- [PROBLEM TO WORK ON]:
How many lines of these records hold the string "color"? Reply with the number alone.
_ _ _
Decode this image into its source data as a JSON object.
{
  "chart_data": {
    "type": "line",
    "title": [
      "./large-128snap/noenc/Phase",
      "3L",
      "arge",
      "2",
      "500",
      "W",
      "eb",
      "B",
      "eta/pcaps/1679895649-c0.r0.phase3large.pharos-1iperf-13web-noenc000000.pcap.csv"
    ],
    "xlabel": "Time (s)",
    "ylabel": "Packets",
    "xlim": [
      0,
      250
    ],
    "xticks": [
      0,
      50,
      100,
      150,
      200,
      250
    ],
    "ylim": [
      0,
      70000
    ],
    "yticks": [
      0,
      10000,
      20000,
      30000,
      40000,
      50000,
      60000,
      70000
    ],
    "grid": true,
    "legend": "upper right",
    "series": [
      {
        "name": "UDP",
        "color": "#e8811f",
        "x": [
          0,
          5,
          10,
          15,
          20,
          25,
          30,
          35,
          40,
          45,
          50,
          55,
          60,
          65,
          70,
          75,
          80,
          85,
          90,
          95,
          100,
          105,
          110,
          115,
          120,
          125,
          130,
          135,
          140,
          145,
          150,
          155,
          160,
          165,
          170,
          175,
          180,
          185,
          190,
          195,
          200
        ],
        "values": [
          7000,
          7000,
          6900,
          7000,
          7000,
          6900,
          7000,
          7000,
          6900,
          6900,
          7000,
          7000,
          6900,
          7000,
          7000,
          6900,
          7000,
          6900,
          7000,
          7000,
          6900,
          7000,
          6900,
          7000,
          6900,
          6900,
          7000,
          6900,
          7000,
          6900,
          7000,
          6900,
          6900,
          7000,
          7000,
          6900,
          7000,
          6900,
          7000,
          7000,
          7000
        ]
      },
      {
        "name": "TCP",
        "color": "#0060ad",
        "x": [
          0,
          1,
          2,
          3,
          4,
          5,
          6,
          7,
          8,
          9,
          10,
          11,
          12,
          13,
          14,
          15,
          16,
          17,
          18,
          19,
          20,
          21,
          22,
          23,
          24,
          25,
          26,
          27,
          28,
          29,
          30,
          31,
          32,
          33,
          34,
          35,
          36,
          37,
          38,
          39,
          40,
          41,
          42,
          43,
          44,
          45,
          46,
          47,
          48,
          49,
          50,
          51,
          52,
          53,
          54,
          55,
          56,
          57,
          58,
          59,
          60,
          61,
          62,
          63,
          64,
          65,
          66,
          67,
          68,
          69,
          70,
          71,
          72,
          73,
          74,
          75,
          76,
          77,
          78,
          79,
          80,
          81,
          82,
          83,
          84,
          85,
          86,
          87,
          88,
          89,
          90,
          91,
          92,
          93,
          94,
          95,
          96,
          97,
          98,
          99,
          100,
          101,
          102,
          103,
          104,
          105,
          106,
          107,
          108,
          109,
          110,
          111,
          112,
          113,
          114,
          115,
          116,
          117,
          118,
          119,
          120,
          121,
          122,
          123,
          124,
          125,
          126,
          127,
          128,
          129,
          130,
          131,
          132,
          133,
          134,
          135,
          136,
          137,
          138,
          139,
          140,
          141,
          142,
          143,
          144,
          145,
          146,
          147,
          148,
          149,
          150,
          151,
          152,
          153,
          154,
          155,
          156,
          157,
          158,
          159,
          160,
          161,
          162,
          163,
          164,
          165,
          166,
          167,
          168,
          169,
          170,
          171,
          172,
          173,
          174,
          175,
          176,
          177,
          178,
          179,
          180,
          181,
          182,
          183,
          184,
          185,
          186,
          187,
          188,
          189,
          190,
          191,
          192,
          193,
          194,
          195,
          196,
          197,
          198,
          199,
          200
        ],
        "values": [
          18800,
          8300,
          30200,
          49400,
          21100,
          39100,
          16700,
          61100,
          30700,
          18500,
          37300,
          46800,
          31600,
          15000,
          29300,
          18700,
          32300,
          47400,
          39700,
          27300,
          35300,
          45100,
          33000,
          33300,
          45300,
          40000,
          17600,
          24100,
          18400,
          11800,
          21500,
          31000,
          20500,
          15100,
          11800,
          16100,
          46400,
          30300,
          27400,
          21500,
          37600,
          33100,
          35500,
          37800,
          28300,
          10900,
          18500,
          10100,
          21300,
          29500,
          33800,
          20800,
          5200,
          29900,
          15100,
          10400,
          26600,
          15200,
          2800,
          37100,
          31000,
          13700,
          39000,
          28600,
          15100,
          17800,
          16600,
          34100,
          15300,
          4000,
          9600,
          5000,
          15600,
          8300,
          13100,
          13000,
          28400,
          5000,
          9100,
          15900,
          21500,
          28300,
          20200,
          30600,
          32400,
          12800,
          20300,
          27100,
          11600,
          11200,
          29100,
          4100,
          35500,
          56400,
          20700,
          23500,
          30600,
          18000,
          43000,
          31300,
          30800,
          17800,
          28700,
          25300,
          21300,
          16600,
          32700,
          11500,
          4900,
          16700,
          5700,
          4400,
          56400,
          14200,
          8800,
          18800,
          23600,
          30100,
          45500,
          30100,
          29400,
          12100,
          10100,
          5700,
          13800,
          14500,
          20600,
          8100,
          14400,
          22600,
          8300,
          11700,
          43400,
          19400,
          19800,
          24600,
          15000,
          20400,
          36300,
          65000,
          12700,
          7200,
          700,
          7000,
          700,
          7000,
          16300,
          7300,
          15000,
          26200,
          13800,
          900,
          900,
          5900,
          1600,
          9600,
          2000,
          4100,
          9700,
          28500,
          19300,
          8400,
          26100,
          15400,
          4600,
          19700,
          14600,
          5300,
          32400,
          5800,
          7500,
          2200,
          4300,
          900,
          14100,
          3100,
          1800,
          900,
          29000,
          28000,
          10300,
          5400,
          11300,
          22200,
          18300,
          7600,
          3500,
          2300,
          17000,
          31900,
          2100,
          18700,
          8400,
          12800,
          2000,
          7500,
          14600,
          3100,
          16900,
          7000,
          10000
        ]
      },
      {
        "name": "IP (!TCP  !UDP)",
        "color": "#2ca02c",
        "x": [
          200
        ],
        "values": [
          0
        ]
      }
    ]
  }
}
_ _ _
- [EXERCISE ANSWER]:
3